== Available records ==

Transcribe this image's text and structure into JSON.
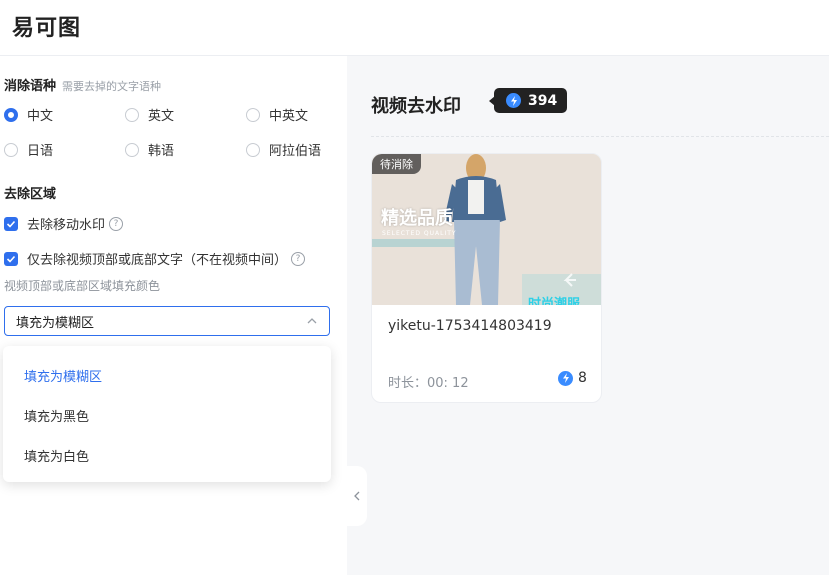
{
  "app": {
    "logo": "易可图"
  },
  "language": {
    "title": "消除语种",
    "hint": "需要去掉的文字语种",
    "options": [
      {
        "label": "中文",
        "checked": true
      },
      {
        "label": "英文",
        "checked": false
      },
      {
        "label": "中英文",
        "checked": false
      },
      {
        "label": "日语",
        "checked": false
      },
      {
        "label": "韩语",
        "checked": false
      },
      {
        "label": "阿拉伯语",
        "checked": false
      }
    ]
  },
  "area": {
    "title": "去除区域",
    "options": [
      {
        "label": "去除移动水印",
        "checked": true
      },
      {
        "label": "仅去除视频顶部或底部文字（不在视频中间）",
        "checked": true
      }
    ],
    "fill_label": "视频顶部或底部区域填充颜色",
    "fill_value": "填充为模糊区",
    "fill_options": [
      "填充为模糊区",
      "填充为黑色",
      "填充为白色"
    ]
  },
  "main": {
    "title": "视频去水印",
    "credits": "394",
    "card": {
      "status": "待消除",
      "watermark_text": "精选品质",
      "watermark_subtext": "SELECTED QUALITY",
      "watermark_bottom": "时尚潮服",
      "name": "yiketu-1753414803419",
      "duration": "时长：00: 12",
      "cost": "8"
    }
  },
  "colors": {
    "accent": "#2f6fed",
    "badge_bg": "#222222",
    "bolt": "#3a8cff",
    "panel_bg": "#f6f7f9"
  }
}
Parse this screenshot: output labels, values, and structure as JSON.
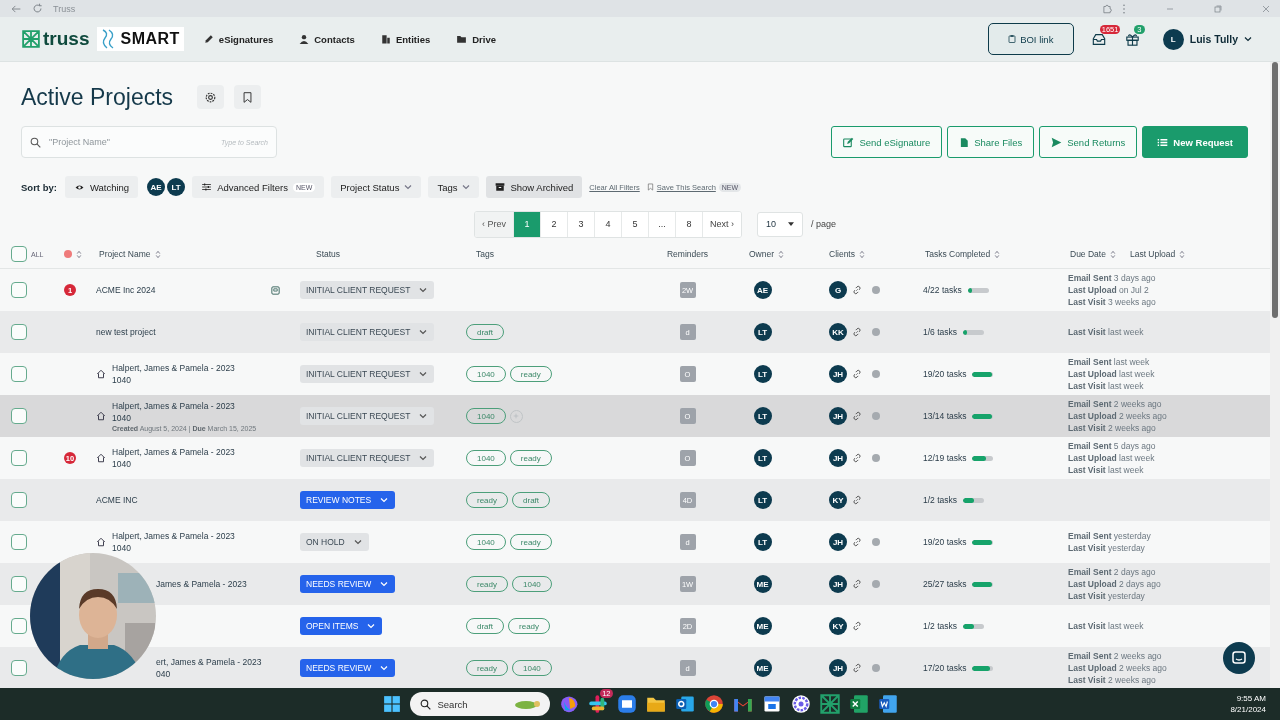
{
  "browser": {
    "title": "Truss"
  },
  "nav": {
    "logo": "truss",
    "brand": "SMART",
    "items": [
      {
        "label": "eSignatures",
        "kind": "pen"
      },
      {
        "label": "Contacts",
        "kind": "person"
      },
      {
        "label": "Entities",
        "kind": "building"
      },
      {
        "label": "Drive",
        "kind": "folder"
      }
    ],
    "boi_button": "BOI link",
    "inbox_badge": "1651",
    "gift_badge": "3",
    "user_initial": "L",
    "user_name": "Luis Tully"
  },
  "page": {
    "title": "Active Projects"
  },
  "search": {
    "placeholder": "\"Project Name\"",
    "hint": "Type to Search"
  },
  "actions": [
    {
      "label": "Send eSignature",
      "kind": "signature",
      "primary": false
    },
    {
      "label": "Share Files",
      "kind": "file",
      "primary": false
    },
    {
      "label": "Send Returns",
      "kind": "send",
      "primary": false
    },
    {
      "label": "New Request",
      "kind": "list",
      "primary": true
    }
  ],
  "filters": {
    "sort_label": "Sort by:",
    "watching": "Watching",
    "owners": [
      "AE",
      "LT"
    ],
    "advanced": "Advanced Filters",
    "advanced_badge": "NEW",
    "project_status": "Project Status",
    "tags": "Tags",
    "archived": "Show Archived",
    "clear": "Clear All Filters",
    "save": "Save This Search",
    "save_badge": "NEW"
  },
  "pagination": {
    "prev": "‹ Prev",
    "next": "Next ›",
    "per_page": "10",
    "per_page_label": "/ page",
    "pages": [
      {
        "label": "1",
        "selected": true
      },
      {
        "label": "2",
        "selected": false
      },
      {
        "label": "3",
        "selected": false
      },
      {
        "label": "4",
        "selected": false
      },
      {
        "label": "5",
        "selected": false
      },
      {
        "label": "...",
        "selected": false
      },
      {
        "label": "8",
        "selected": false
      }
    ]
  },
  "table": {
    "all_label": "ALL",
    "all_checked": false,
    "columns": [
      {
        "label": "Project Name",
        "sortable": true
      },
      {
        "label": "Status",
        "sortable": false
      },
      {
        "label": "Tags",
        "sortable": false
      },
      {
        "label": "Reminders",
        "sortable": false
      },
      {
        "label": "Owner",
        "sortable": true
      },
      {
        "label": "Clients",
        "sortable": true
      },
      {
        "label": "Tasks Completed",
        "sortable": true
      },
      {
        "label": "Due Date",
        "sortable": true
      },
      {
        "label": "Last Upload",
        "sortable": true
      }
    ],
    "rows": [
      {
        "checked": false,
        "highlighted": false,
        "alert": "1",
        "cut": false,
        "name": [
          "ACME Inc 2024"
        ],
        "note_icon": true,
        "status": {
          "label": "INITIAL CLIENT REQUEST",
          "kind": "neutral"
        },
        "tags": [],
        "reminder": "2W",
        "owner": "AE",
        "client": "G",
        "dot": true,
        "tasks": "4/22 tasks",
        "level": 0.18,
        "activity": [
          {
            "label": "Email Sent",
            "value": "3 days ago"
          },
          {
            "label": "Last Upload",
            "value": "on Jul 2"
          },
          {
            "label": "Last Visit",
            "value": "3 weeks ago"
          }
        ]
      },
      {
        "checked": false,
        "highlighted": false,
        "cut": false,
        "name": [
          "new test project"
        ],
        "status": {
          "label": "INITIAL CLIENT REQUEST",
          "kind": "neutral"
        },
        "tags": [
          "draft"
        ],
        "reminder": "d",
        "owner": "LT",
        "client": "KK",
        "dot": true,
        "tasks": "1/6 tasks",
        "level": 0.17,
        "activity": [
          {
            "label": "Last Visit",
            "value": "last week"
          }
        ]
      },
      {
        "checked": false,
        "highlighted": false,
        "home": true,
        "cut": false,
        "name": [
          "Halpert, James & Pamela - 2023",
          "1040"
        ],
        "status": {
          "label": "INITIAL CLIENT REQUEST",
          "kind": "neutral"
        },
        "tags": [
          "1040",
          "ready"
        ],
        "reminder": "O",
        "owner": "LT",
        "client": "JH",
        "dot": true,
        "tasks": "19/20 tasks",
        "level": 0.95,
        "activity": [
          {
            "label": "Email Sent",
            "value": "last week"
          },
          {
            "label": "Last Upload",
            "value": "last week"
          },
          {
            "label": "Last Visit",
            "value": "last week"
          }
        ]
      },
      {
        "checked": false,
        "highlighted": true,
        "home": true,
        "cut": false,
        "name": [
          "Halpert, James & Pamela - 2023",
          "1040"
        ],
        "meta": "**Created** August 5, 2024 | **Due** March 15, 2025",
        "status": {
          "label": "INITIAL CLIENT REQUEST",
          "kind": "neutral"
        },
        "tags": [
          "1040"
        ],
        "add_tag": true,
        "reminder": "O",
        "owner": "LT",
        "client": "JH",
        "dot": true,
        "tasks": "13/14 tasks",
        "level": 0.93,
        "activity": [
          {
            "label": "Email Sent",
            "value": "2 weeks ago"
          },
          {
            "label": "Last Upload",
            "value": "2 weeks ago"
          },
          {
            "label": "Last Visit",
            "value": "2 weeks ago"
          }
        ]
      },
      {
        "checked": false,
        "highlighted": false,
        "alert": "10",
        "home": true,
        "cut": false,
        "name": [
          "Halpert, James & Pamela - 2023",
          "1040"
        ],
        "status": {
          "label": "INITIAL CLIENT REQUEST",
          "kind": "neutral"
        },
        "tags": [
          "1040",
          "ready"
        ],
        "reminder": "O",
        "owner": "LT",
        "client": "JH",
        "dot": true,
        "tasks": "12/19 tasks",
        "level": 0.63,
        "activity": [
          {
            "label": "Email Sent",
            "value": "5 days ago"
          },
          {
            "label": "Last Upload",
            "value": "last week"
          },
          {
            "label": "Last Visit",
            "value": "last week"
          }
        ]
      },
      {
        "checked": false,
        "highlighted": false,
        "cut": false,
        "name": [
          "ACME INC"
        ],
        "status": {
          "label": "REVIEW NOTES",
          "kind": "action"
        },
        "tags": [
          "ready",
          "draft"
        ],
        "reminder": "4D",
        "owner": "LT",
        "client": "KY",
        "tasks": "1/2 tasks",
        "level": 0.5,
        "activity": []
      },
      {
        "checked": false,
        "highlighted": false,
        "home": true,
        "cut": false,
        "name": [
          "Halpert, James & Pamela - 2023",
          "1040"
        ],
        "status": {
          "label": "ON HOLD",
          "kind": "neutral"
        },
        "tags": [
          "1040",
          "ready"
        ],
        "reminder": "d",
        "owner": "LT",
        "client": "JH",
        "dot": true,
        "tasks": "19/20 tasks",
        "level": 0.95,
        "activity": [
          {
            "label": "Email Sent",
            "value": "yesterday"
          },
          {
            "label": "Last Visit",
            "value": "yesterday"
          }
        ]
      },
      {
        "checked": false,
        "highlighted": false,
        "cut": true,
        "name": [
          "James & Pamela - 2023"
        ],
        "status": {
          "label": "NEEDS REVIEW",
          "kind": "action"
        },
        "tags": [
          "ready",
          "1040"
        ],
        "reminder": "1W",
        "owner": "ME",
        "client": "JH",
        "dot": true,
        "tasks": "25/27 tasks",
        "level": 0.93,
        "activity": [
          {
            "label": "Email Sent",
            "value": "2 days ago"
          },
          {
            "label": "Last Upload",
            "value": "2 days ago"
          },
          {
            "label": "Last Visit",
            "value": "yesterday"
          }
        ]
      },
      {
        "checked": false,
        "highlighted": false,
        "name": [],
        "status": {
          "label": "OPEN ITEMS",
          "kind": "action"
        },
        "tags": [
          "draft",
          "ready"
        ],
        "reminder": "2D",
        "owner": "ME",
        "client": "KY",
        "tasks": "1/2 tasks",
        "level": 0.5,
        "activity": [
          {
            "label": "Last Visit",
            "value": "last week"
          }
        ]
      },
      {
        "checked": false,
        "highlighted": false,
        "cut": true,
        "name": [
          "ert, James & Pamela - 2023",
          "040"
        ],
        "status": {
          "label": "NEEDS REVIEW",
          "kind": "action"
        },
        "tags": [
          "ready",
          "1040"
        ],
        "reminder": "d",
        "owner": "ME",
        "client": "JH",
        "dot": true,
        "tasks": "17/20 tasks",
        "level": 0.85,
        "activity": [
          {
            "label": "Email Sent",
            "value": "2 weeks ago"
          },
          {
            "label": "Last Upload",
            "value": "2 weeks ago"
          },
          {
            "label": "Last Visit",
            "value": "2 weeks ago"
          }
        ]
      }
    ]
  },
  "taskbar": {
    "search": "Search",
    "time": "9:55 AM",
    "date": "8/21/2024",
    "apps": [
      {
        "kind": "colorful"
      },
      {
        "kind": "hash",
        "badge": "12"
      },
      {
        "kind": "blue"
      },
      {
        "kind": "folder"
      },
      {
        "kind": "outlook"
      },
      {
        "kind": "chrome"
      },
      {
        "kind": "gmail"
      },
      {
        "kind": "calendar"
      },
      {
        "kind": "flower"
      },
      {
        "kind": "truss"
      },
      {
        "kind": "excel"
      },
      {
        "kind": "word"
      }
    ]
  }
}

===

- [What is required]
Copy out all lines where the word "title" appears.

- [Response for this exercise]
    "title": "消除语种",
    "title": "去除区域",
    "title": "视频去水印",
    "title": "Truss"
    "title": "Active Projects"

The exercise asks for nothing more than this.